Extracted records:
_____

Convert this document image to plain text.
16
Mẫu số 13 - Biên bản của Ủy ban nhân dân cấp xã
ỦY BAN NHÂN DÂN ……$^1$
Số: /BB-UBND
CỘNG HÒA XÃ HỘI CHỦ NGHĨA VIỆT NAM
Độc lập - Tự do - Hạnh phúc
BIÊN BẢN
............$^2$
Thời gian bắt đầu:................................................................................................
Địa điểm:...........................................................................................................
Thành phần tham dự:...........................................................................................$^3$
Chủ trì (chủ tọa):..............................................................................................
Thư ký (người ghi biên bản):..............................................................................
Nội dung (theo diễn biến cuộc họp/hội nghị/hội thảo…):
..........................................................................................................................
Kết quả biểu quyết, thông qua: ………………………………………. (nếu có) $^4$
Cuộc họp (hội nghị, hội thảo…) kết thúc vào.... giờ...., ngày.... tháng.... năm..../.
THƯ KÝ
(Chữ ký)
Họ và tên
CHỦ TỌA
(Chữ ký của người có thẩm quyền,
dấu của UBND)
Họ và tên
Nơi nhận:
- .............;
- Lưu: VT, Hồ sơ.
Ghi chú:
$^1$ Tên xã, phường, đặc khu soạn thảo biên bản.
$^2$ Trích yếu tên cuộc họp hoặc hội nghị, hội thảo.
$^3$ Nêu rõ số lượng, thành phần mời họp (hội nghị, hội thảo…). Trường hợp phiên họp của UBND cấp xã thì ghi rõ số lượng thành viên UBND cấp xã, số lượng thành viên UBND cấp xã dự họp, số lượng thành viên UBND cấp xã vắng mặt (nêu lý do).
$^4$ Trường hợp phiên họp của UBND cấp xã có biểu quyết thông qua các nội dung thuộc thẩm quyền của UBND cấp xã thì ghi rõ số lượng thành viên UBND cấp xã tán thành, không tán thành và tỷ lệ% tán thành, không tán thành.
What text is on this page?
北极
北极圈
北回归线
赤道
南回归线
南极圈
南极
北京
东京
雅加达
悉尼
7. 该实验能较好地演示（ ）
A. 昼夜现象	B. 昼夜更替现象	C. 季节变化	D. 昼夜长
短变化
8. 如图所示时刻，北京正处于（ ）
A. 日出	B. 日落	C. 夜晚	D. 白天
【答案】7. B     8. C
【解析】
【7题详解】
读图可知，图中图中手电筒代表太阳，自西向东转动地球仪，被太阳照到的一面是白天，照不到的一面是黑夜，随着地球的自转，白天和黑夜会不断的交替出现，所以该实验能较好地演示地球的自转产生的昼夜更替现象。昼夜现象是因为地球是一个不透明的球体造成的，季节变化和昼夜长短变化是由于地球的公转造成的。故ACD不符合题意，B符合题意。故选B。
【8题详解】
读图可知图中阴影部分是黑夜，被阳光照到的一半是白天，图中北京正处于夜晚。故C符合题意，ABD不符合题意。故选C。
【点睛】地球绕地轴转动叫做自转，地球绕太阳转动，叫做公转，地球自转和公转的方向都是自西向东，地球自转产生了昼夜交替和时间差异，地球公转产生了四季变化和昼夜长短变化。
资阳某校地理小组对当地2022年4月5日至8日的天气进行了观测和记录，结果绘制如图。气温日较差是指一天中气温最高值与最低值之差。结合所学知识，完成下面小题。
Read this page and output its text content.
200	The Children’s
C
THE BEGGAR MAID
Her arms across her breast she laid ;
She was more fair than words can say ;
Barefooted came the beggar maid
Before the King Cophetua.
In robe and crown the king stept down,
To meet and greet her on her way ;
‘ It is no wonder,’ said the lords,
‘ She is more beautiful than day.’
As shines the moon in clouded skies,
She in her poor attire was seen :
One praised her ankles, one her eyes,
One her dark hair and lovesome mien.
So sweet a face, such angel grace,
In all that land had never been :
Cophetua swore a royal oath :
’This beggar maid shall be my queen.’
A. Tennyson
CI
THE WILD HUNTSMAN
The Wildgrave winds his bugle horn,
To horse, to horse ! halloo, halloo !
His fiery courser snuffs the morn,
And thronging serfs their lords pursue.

_____

What is expected: Identify every line holding the word "Cophetua" and copy it out.

Answer to the problem:
Before the King Cophetua.
Cophetua swore a royal oath :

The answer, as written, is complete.